[start]
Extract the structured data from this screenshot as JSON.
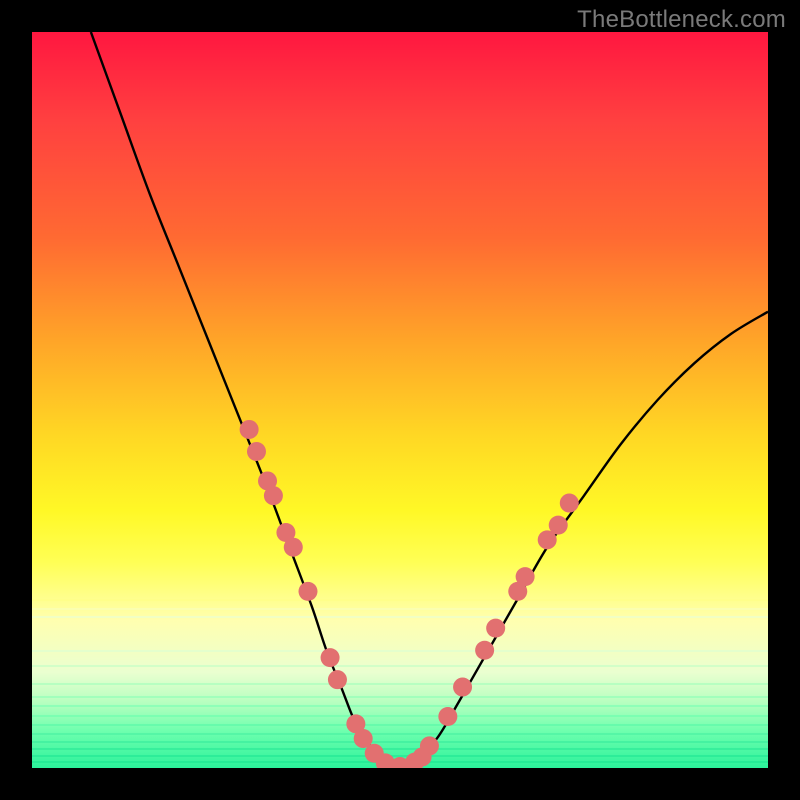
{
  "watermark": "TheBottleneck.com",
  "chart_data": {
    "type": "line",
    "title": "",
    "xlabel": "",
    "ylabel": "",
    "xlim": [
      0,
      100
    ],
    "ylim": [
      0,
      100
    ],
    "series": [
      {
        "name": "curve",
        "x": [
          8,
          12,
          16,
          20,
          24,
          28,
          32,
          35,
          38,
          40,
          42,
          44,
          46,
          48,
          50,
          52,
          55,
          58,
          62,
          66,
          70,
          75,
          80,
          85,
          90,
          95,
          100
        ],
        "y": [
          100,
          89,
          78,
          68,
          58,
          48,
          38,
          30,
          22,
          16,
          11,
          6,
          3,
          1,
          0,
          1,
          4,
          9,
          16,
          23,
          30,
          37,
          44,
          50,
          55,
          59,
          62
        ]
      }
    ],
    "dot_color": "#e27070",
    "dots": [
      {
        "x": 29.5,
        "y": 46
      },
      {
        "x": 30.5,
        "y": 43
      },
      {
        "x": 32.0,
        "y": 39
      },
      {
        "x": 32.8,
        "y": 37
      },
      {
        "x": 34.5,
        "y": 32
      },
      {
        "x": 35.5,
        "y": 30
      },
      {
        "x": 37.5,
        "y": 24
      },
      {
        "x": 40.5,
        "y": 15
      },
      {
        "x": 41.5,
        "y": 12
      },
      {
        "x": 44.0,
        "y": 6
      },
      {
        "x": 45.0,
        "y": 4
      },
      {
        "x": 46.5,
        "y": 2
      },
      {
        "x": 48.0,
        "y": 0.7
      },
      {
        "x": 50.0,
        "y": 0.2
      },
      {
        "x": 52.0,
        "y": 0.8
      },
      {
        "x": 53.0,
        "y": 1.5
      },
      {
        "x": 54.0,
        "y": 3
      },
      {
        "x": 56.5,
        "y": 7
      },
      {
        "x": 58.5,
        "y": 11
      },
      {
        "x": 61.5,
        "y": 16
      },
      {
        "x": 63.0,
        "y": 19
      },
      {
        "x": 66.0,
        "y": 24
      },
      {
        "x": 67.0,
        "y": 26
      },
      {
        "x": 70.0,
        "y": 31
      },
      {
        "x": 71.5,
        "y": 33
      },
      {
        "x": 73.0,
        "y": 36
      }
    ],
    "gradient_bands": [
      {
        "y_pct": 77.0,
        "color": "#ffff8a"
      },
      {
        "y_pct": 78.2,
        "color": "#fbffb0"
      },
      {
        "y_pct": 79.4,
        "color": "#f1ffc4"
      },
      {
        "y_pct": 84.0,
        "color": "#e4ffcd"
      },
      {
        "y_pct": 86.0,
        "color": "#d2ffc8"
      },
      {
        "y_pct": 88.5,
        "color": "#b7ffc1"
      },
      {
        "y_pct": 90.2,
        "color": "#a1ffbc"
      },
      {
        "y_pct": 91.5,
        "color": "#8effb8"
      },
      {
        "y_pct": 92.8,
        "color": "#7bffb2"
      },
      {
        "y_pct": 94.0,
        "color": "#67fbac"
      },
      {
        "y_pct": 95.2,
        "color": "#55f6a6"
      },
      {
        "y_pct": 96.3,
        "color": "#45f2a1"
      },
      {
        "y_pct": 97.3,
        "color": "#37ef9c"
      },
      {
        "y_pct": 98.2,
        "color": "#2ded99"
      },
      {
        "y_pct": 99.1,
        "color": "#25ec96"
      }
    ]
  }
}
[end]
*What you should do:*
Give back the entries verbatim. Do not include any picture.

*Response to the exercise:*
Extract the structured data from this screenshot as JSON.
{
  "watermark": "TheBottleneck.com",
  "chart_data": {
    "type": "line",
    "title": "",
    "xlabel": "",
    "ylabel": "",
    "xlim": [
      0,
      100
    ],
    "ylim": [
      0,
      100
    ],
    "series": [
      {
        "name": "curve",
        "x": [
          8,
          12,
          16,
          20,
          24,
          28,
          32,
          35,
          38,
          40,
          42,
          44,
          46,
          48,
          50,
          52,
          55,
          58,
          62,
          66,
          70,
          75,
          80,
          85,
          90,
          95,
          100
        ],
        "y": [
          100,
          89,
          78,
          68,
          58,
          48,
          38,
          30,
          22,
          16,
          11,
          6,
          3,
          1,
          0,
          1,
          4,
          9,
          16,
          23,
          30,
          37,
          44,
          50,
          55,
          59,
          62
        ]
      }
    ],
    "dot_color": "#e27070",
    "dots": [
      {
        "x": 29.5,
        "y": 46
      },
      {
        "x": 30.5,
        "y": 43
      },
      {
        "x": 32.0,
        "y": 39
      },
      {
        "x": 32.8,
        "y": 37
      },
      {
        "x": 34.5,
        "y": 32
      },
      {
        "x": 35.5,
        "y": 30
      },
      {
        "x": 37.5,
        "y": 24
      },
      {
        "x": 40.5,
        "y": 15
      },
      {
        "x": 41.5,
        "y": 12
      },
      {
        "x": 44.0,
        "y": 6
      },
      {
        "x": 45.0,
        "y": 4
      },
      {
        "x": 46.5,
        "y": 2
      },
      {
        "x": 48.0,
        "y": 0.7
      },
      {
        "x": 50.0,
        "y": 0.2
      },
      {
        "x": 52.0,
        "y": 0.8
      },
      {
        "x": 53.0,
        "y": 1.5
      },
      {
        "x": 54.0,
        "y": 3
      },
      {
        "x": 56.5,
        "y": 7
      },
      {
        "x": 58.5,
        "y": 11
      },
      {
        "x": 61.5,
        "y": 16
      },
      {
        "x": 63.0,
        "y": 19
      },
      {
        "x": 66.0,
        "y": 24
      },
      {
        "x": 67.0,
        "y": 26
      },
      {
        "x": 70.0,
        "y": 31
      },
      {
        "x": 71.5,
        "y": 33
      },
      {
        "x": 73.0,
        "y": 36
      }
    ],
    "gradient_bands": [
      {
        "y_pct": 77.0,
        "color": "#ffff8a"
      },
      {
        "y_pct": 78.2,
        "color": "#fbffb0"
      },
      {
        "y_pct": 79.4,
        "color": "#f1ffc4"
      },
      {
        "y_pct": 84.0,
        "color": "#e4ffcd"
      },
      {
        "y_pct": 86.0,
        "color": "#d2ffc8"
      },
      {
        "y_pct": 88.5,
        "color": "#b7ffc1"
      },
      {
        "y_pct": 90.2,
        "color": "#a1ffbc"
      },
      {
        "y_pct": 91.5,
        "color": "#8effb8"
      },
      {
        "y_pct": 92.8,
        "color": "#7bffb2"
      },
      {
        "y_pct": 94.0,
        "color": "#67fbac"
      },
      {
        "y_pct": 95.2,
        "color": "#55f6a6"
      },
      {
        "y_pct": 96.3,
        "color": "#45f2a1"
      },
      {
        "y_pct": 97.3,
        "color": "#37ef9c"
      },
      {
        "y_pct": 98.2,
        "color": "#2ded99"
      },
      {
        "y_pct": 99.1,
        "color": "#25ec96"
      }
    ]
  }
}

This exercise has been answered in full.